* **SET TASK**:
Return the entries below in their exact form, leaving the pictures out.

* **ENTRIES SUPPLIED**:
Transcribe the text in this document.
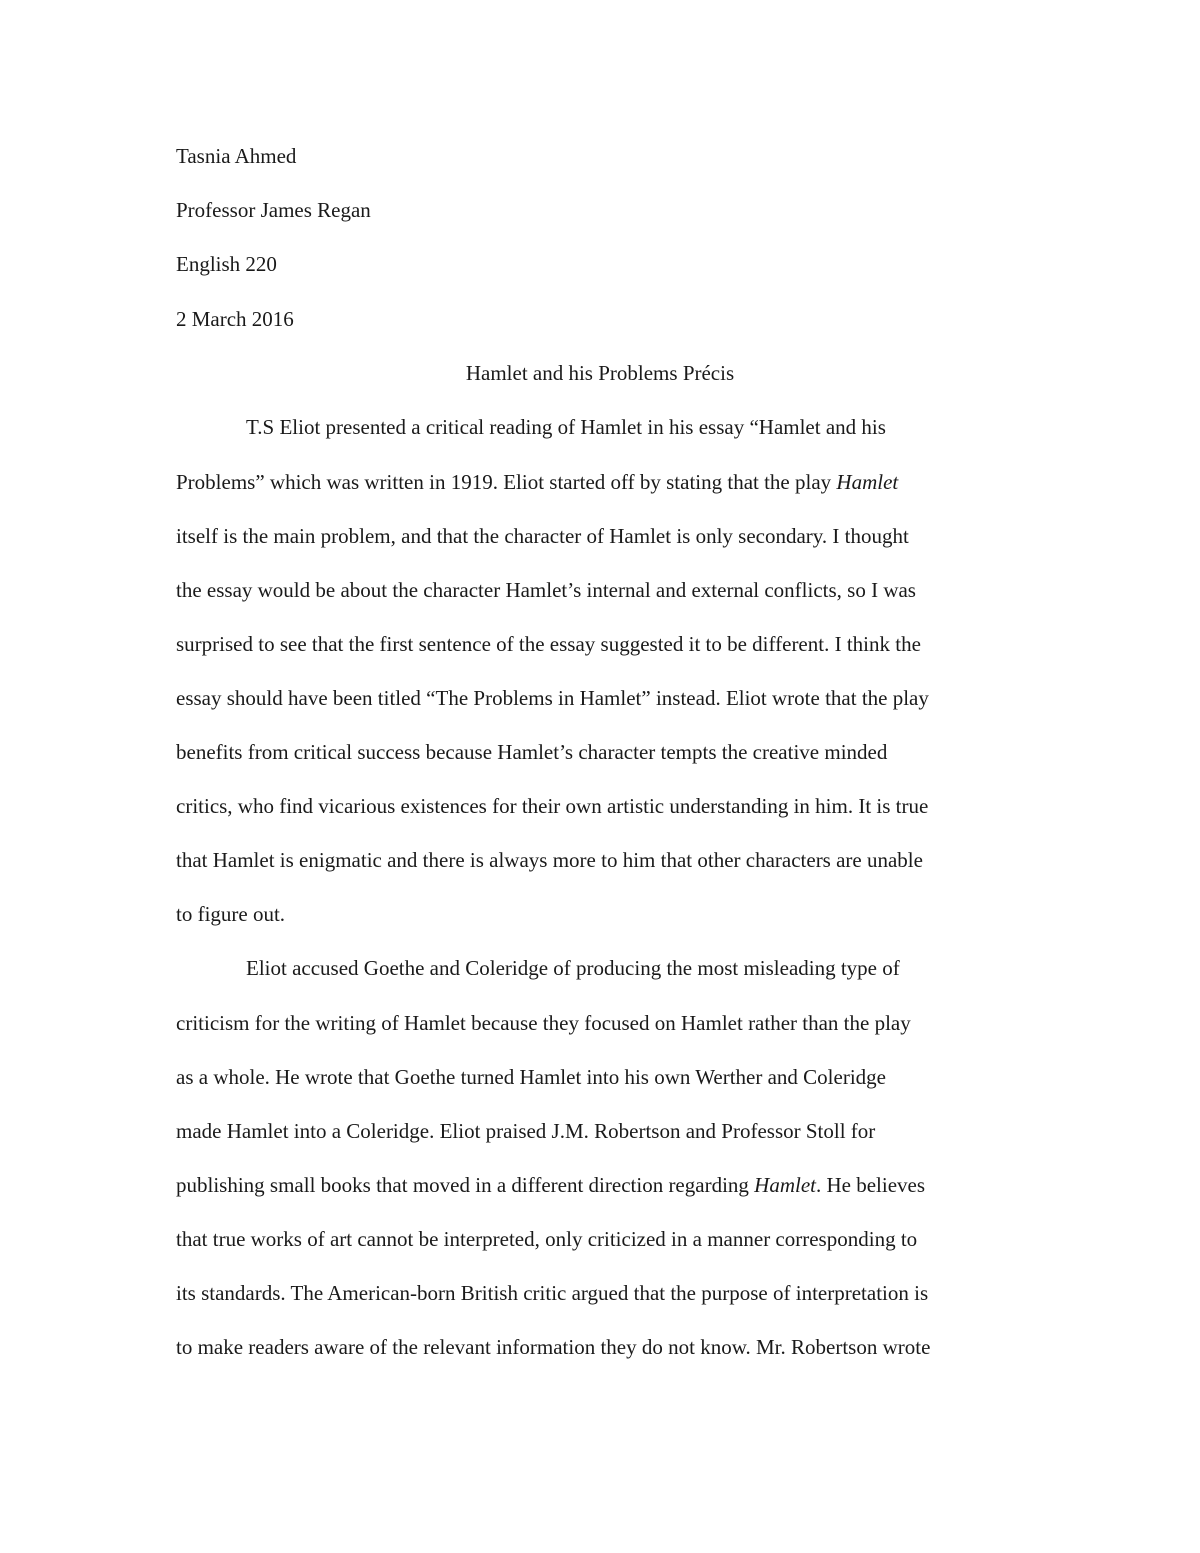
Tasnia Ahmed
Professor James Regan
English 220
2 March 2016
Hamlet and his Problems Précis
T.S Eliot presented a critical reading of Hamlet in his essay “Hamlet and his
Problems” which was written in 1919. Eliot started off by stating that the play Hamlet
itself is the main problem, and that the character of Hamlet is only secondary. I thought
the essay would be about the character Hamlet’s internal and external conflicts, so I was
surprised to see that the first sentence of the essay suggested it to be different. I think the
essay should have been titled “The Problems in Hamlet” instead. Eliot wrote that the play
benefits from critical success because Hamlet’s character tempts the creative minded
critics, who find vicarious existences for their own artistic understanding in him. It is true
that Hamlet is enigmatic and there is always more to him that other characters are unable
to figure out.
Eliot accused Goethe and Coleridge of producing the most misleading type of
criticism for the writing of Hamlet because they focused on Hamlet rather than the play
as a whole. He wrote that Goethe turned Hamlet into his own Werther and Coleridge
made Hamlet into a Coleridge. Eliot praised J.M. Robertson and Professor Stoll for
publishing small books that moved in a different direction regarding Hamlet. He believes
that true works of art cannot be interpreted, only criticized in a manner corresponding to
its standards. The American-born British critic argued that the purpose of interpretation is
to make readers aware of the relevant information they do not know. Mr. Robertson wrote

* **RESPONSE**:
Transcribe the text in this document.
Tasnia Ahmed
Professor James Regan
English 220
2 March 2016
Hamlet and his Problems Précis
T.S Eliot presented a critical reading of Hamlet in his essay “Hamlet and his
Problems” which was written in 1919. Eliot started off by stating that the play Hamlet
itself is the main problem, and that the character of Hamlet is only secondary. I thought
the essay would be about the character Hamlet’s internal and external conflicts, so I was
surprised to see that the first sentence of the essay suggested it to be different. I think the
essay should have been titled “The Problems in Hamlet” instead. Eliot wrote that the play
benefits from critical success because Hamlet’s character tempts the creative minded
critics, who find vicarious existences for their own artistic understanding in him. It is true
that Hamlet is enigmatic and there is always more to him that other characters are unable
to figure out.
Eliot accused Goethe and Coleridge of producing the most misleading type of
criticism for the writing of Hamlet because they focused on Hamlet rather than the play
as a whole. He wrote that Goethe turned Hamlet into his own Werther and Coleridge
made Hamlet into a Coleridge. Eliot praised J.M. Robertson and Professor Stoll for
publishing small books that moved in a different direction regarding Hamlet. He believes
that true works of art cannot be interpreted, only criticized in a manner corresponding to
its standards. The American-born British critic argued that the purpose of interpretation is
to make readers aware of the relevant information they do not know. Mr. Robertson wrote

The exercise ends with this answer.